-- Start --

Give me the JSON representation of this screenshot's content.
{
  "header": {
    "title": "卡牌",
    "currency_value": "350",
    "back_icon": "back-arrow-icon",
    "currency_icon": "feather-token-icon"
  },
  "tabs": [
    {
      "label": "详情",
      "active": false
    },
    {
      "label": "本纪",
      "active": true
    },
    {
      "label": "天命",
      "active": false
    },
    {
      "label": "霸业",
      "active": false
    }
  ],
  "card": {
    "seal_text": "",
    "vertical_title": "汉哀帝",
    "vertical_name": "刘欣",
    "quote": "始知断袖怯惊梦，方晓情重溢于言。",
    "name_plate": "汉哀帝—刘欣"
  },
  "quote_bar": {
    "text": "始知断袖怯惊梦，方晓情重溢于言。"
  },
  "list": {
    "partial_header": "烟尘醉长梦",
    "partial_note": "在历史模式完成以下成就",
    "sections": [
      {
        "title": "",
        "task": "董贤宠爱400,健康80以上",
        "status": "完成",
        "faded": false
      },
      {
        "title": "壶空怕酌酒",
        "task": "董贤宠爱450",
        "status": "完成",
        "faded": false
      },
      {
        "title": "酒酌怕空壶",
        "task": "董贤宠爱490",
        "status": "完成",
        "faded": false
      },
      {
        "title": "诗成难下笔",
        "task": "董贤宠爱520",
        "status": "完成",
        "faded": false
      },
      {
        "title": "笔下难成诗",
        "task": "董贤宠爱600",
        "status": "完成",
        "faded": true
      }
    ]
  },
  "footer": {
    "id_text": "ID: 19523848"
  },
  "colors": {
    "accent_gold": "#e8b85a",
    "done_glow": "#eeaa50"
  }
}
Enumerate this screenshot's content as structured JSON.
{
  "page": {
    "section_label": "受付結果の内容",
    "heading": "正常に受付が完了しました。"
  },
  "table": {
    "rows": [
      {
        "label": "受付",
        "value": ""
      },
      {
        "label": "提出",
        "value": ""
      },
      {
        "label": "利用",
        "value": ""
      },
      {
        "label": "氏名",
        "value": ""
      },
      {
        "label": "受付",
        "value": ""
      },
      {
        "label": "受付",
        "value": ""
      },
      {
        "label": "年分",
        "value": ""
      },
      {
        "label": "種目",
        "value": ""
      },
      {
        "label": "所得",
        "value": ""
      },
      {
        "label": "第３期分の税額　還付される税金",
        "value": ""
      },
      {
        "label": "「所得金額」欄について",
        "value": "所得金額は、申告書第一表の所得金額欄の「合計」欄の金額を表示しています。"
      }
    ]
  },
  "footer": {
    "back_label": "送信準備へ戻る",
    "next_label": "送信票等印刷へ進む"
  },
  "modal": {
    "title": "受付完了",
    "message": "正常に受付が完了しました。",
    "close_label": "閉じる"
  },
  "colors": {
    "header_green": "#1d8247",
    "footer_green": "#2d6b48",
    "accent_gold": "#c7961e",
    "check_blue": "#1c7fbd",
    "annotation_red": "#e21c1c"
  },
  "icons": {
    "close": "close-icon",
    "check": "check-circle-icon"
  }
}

-- End --

EXERCISE DESCRIPTION:
Retype the records in full. Keep every line identical to the original.

RESPONSE TO THIS TASK:
Give me the JSON representation of this screenshot's content.
{
  "header": {
    "title": "卡牌",
    "currency_value": "350",
    "back_icon": "back-arrow-icon",
    "currency_icon": "feather-token-icon"
  },
  "tabs": [
    {
      "label": "详情",
      "active": false
    },
    {
      "label": "本纪",
      "active": true
    },
    {
      "label": "天命",
      "active": false
    },
    {
      "label": "霸业",
      "active": false
    }
  ],
  "card": {
    "seal_text": "",
    "vertical_title": "汉哀帝",
    "vertical_name": "刘欣",
    "quote": "始知断袖怯惊梦，方晓情重溢于言。",
    "name_plate": "汉哀帝—刘欣"
  },
  "quote_bar": {
    "text": "始知断袖怯惊梦，方晓情重溢于言。"
  },
  "list": {
    "partial_header": "烟尘醉长梦",
    "partial_note": "在历史模式完成以下成就",
    "sections": [
      {
        "title": "",
        "task": "董贤宠爱400,健康80以上",
        "status": "完成",
        "faded": false
      },
      {
        "title": "壶空怕酌酒",
        "task": "董贤宠爱450",
        "status": "完成",
        "faded": false
      },
      {
        "title": "酒酌怕空壶",
        "task": "董贤宠爱490",
        "status": "完成",
        "faded": false
      },
      {
        "title": "诗成难下笔",
        "task": "董贤宠爱520",
        "status": "完成",
        "faded": false
      },
      {
        "title": "笔下难成诗",
        "task": "董贤宠爱600",
        "status": "完成",
        "faded": true
      }
    ]
  },
  "footer": {
    "id_text": "ID: 19523848"
  },
  "colors": {
    "accent_gold": "#e8b85a",
    "done_glow": "#eeaa50"
  }
}
Enumerate this screenshot's content as structured JSON.
{
  "page": {
    "section_label": "受付結果の内容",
    "heading": "正常に受付が完了しました。"
  },
  "table": {
    "rows": [
      {
        "label": "受付",
        "value": ""
      },
      {
        "label": "提出",
        "value": ""
      },
      {
        "label": "利用",
        "value": ""
      },
      {
        "label": "氏名",
        "value": ""
      },
      {
        "label": "受付",
        "value": ""
      },
      {
        "label": "受付",
        "value": ""
      },
      {
        "label": "年分",
        "value": ""
      },
      {
        "label": "種目",
        "value": ""
      },
      {
        "label": "所得",
        "value": ""
      },
      {
        "label": "第３期分の税額　還付される税金",
        "value": ""
      },
      {
        "label": "「所得金額」欄について",
        "value": "所得金額は、申告書第一表の所得金額欄の「合計」欄の金額を表示しています。"
      }
    ]
  },
  "footer": {
    "back_label": "送信準備へ戻る",
    "next_label": "送信票等印刷へ進む"
  },
  "modal": {
    "title": "受付完了",
    "message": "正常に受付が完了しました。",
    "close_label": "閉じる"
  },
  "colors": {
    "header_green": "#1d8247",
    "footer_green": "#2d6b48",
    "accent_gold": "#c7961e",
    "check_blue": "#1c7fbd",
    "annotation_red": "#e21c1c"
  },
  "icons": {
    "close": "close-icon",
    "check": "check-circle-icon"
  }
}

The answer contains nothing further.